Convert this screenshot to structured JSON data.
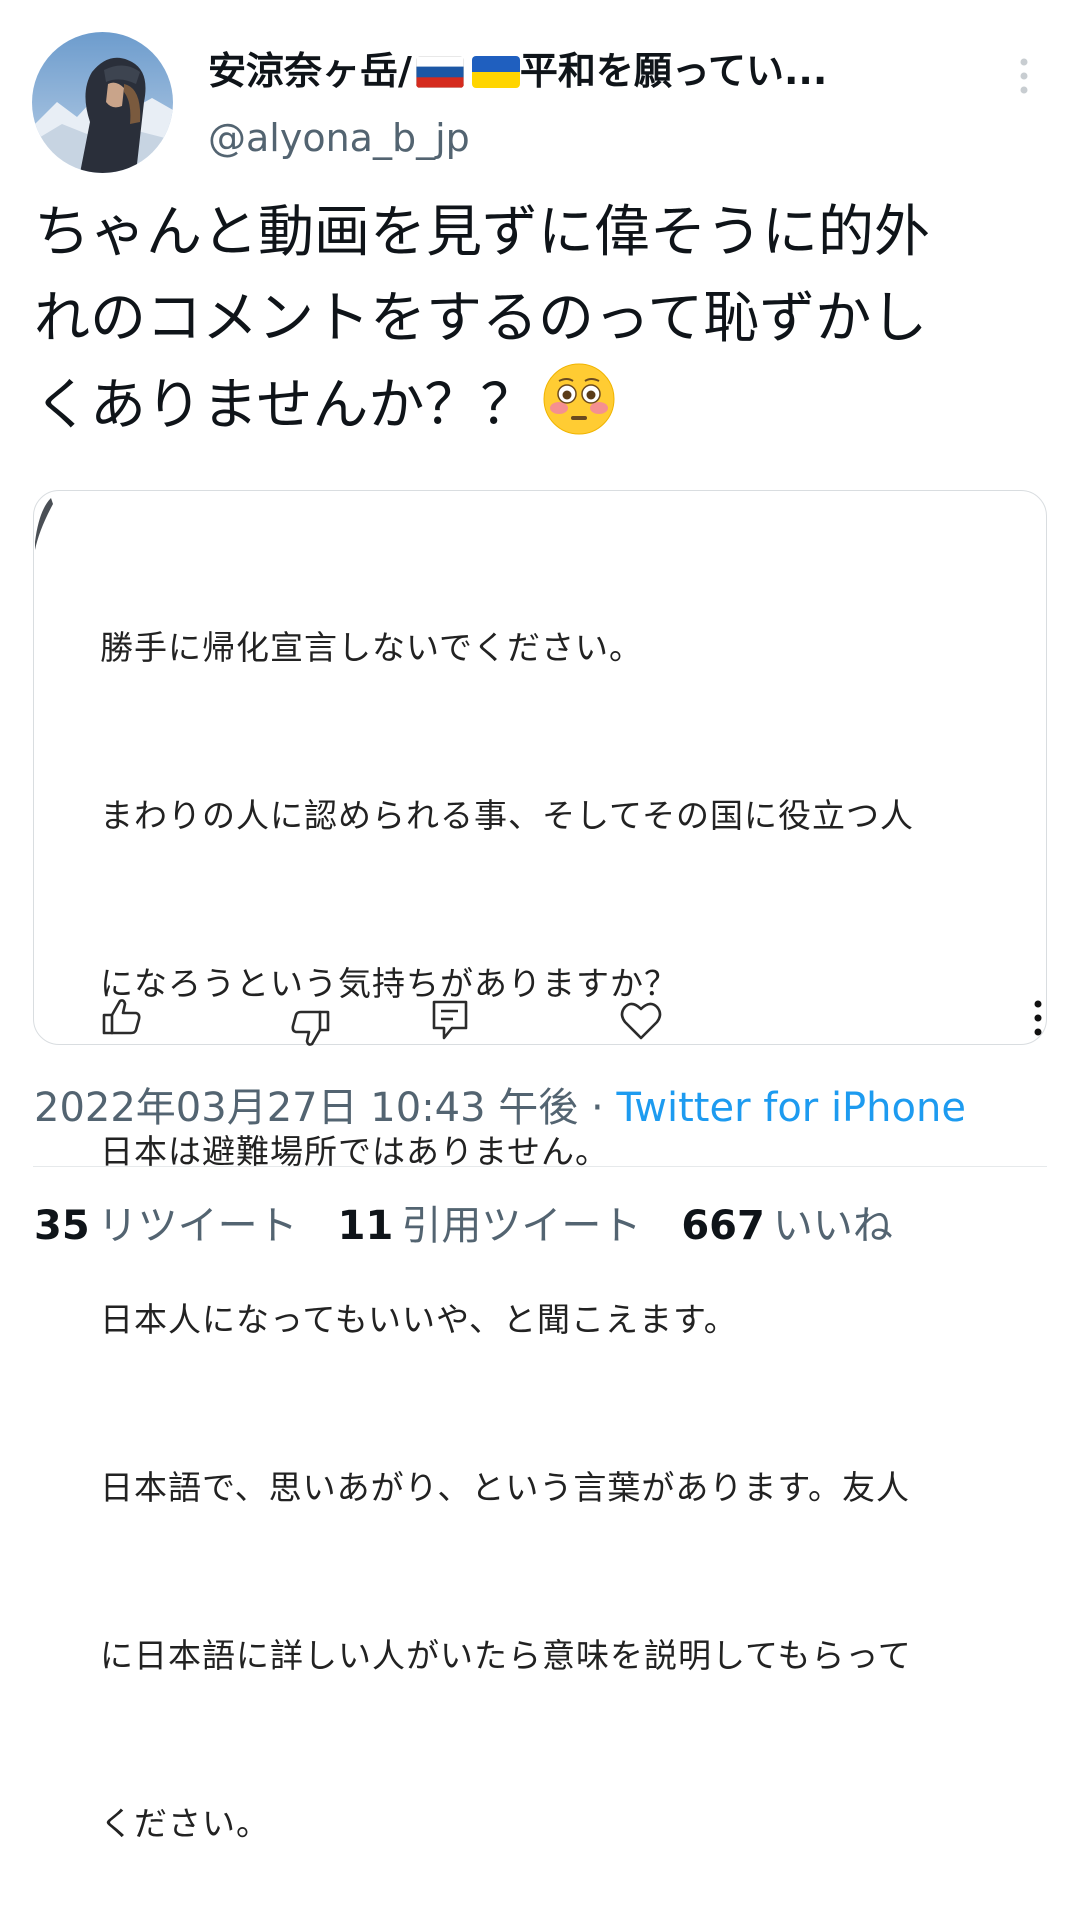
{
  "tweet": {
    "author": {
      "display_name": "安涼奈ヶ岳/",
      "display_name_tail": "平和を願ってい...",
      "handle": "@alyona_b_jp",
      "flags": [
        "russia-flag",
        "ukraine-flag"
      ]
    },
    "text": "ちゃんと動画を見ずに偉そうに的外\nれのコメントをするのって恥ずかし\nくありませんか？？",
    "emoji": "flushed-face-emoji",
    "quoted_comment": {
      "lines": [
        "勝手に帰化宣言しないでください。",
        "まわりの人に認められる事、そしてその国に役立つ人",
        "になろうという気持ちがありますか？",
        "日本は避難場所ではありません。",
        "日本人になってもいいや、と聞こえます。",
        "日本語で、思いあがり、という言葉があります。友人",
        "に日本語に詳しい人がいたら意味を説明してもらって",
        "ください。"
      ],
      "actions": [
        "thumbs-up-icon",
        "thumbs-down-icon",
        "reply-comment-icon",
        "heart-icon",
        "more-vertical-icon"
      ]
    },
    "timestamp": "2022年03月27日 10:43 午後",
    "separator": "·",
    "source": "Twitter for iPhone",
    "stats": {
      "retweets_count": "35",
      "retweets_label": "リツイート",
      "quotes_count": "11",
      "quotes_label": "引用ツイート",
      "likes_count": "667",
      "likes_label": "いいね"
    }
  },
  "colors": {
    "text_primary": "#0f1419",
    "text_secondary": "#536471",
    "link": "#1d9bf0",
    "border": "#d9dde0"
  }
}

----------

Reproduce the data above in full, exactly as it is, with the pictures left out.

WORKED ANSWER:
Convert this screenshot to structured JSON data.
{
  "tweet": {
    "author": {
      "display_name": "安涼奈ヶ岳/",
      "display_name_tail": "平和を願ってい...",
      "handle": "@alyona_b_jp",
      "flags": [
        "russia-flag",
        "ukraine-flag"
      ]
    },
    "text": "ちゃんと動画を見ずに偉そうに的外\nれのコメントをするのって恥ずかし\nくありませんか？？",
    "emoji": "flushed-face-emoji",
    "quoted_comment": {
      "lines": [
        "勝手に帰化宣言しないでください。",
        "まわりの人に認められる事、そしてその国に役立つ人",
        "になろうという気持ちがありますか？",
        "日本は避難場所ではありません。",
        "日本人になってもいいや、と聞こえます。",
        "日本語で、思いあがり、という言葉があります。友人",
        "に日本語に詳しい人がいたら意味を説明してもらって",
        "ください。"
      ],
      "actions": [
        "thumbs-up-icon",
        "thumbs-down-icon",
        "reply-comment-icon",
        "heart-icon",
        "more-vertical-icon"
      ]
    },
    "timestamp": "2022年03月27日 10:43 午後",
    "separator": "·",
    "source": "Twitter for iPhone",
    "stats": {
      "retweets_count": "35",
      "retweets_label": "リツイート",
      "quotes_count": "11",
      "quotes_label": "引用ツイート",
      "likes_count": "667",
      "likes_label": "いいね"
    }
  },
  "colors": {
    "text_primary": "#0f1419",
    "text_secondary": "#536471",
    "link": "#1d9bf0",
    "border": "#d9dde0"
  }
}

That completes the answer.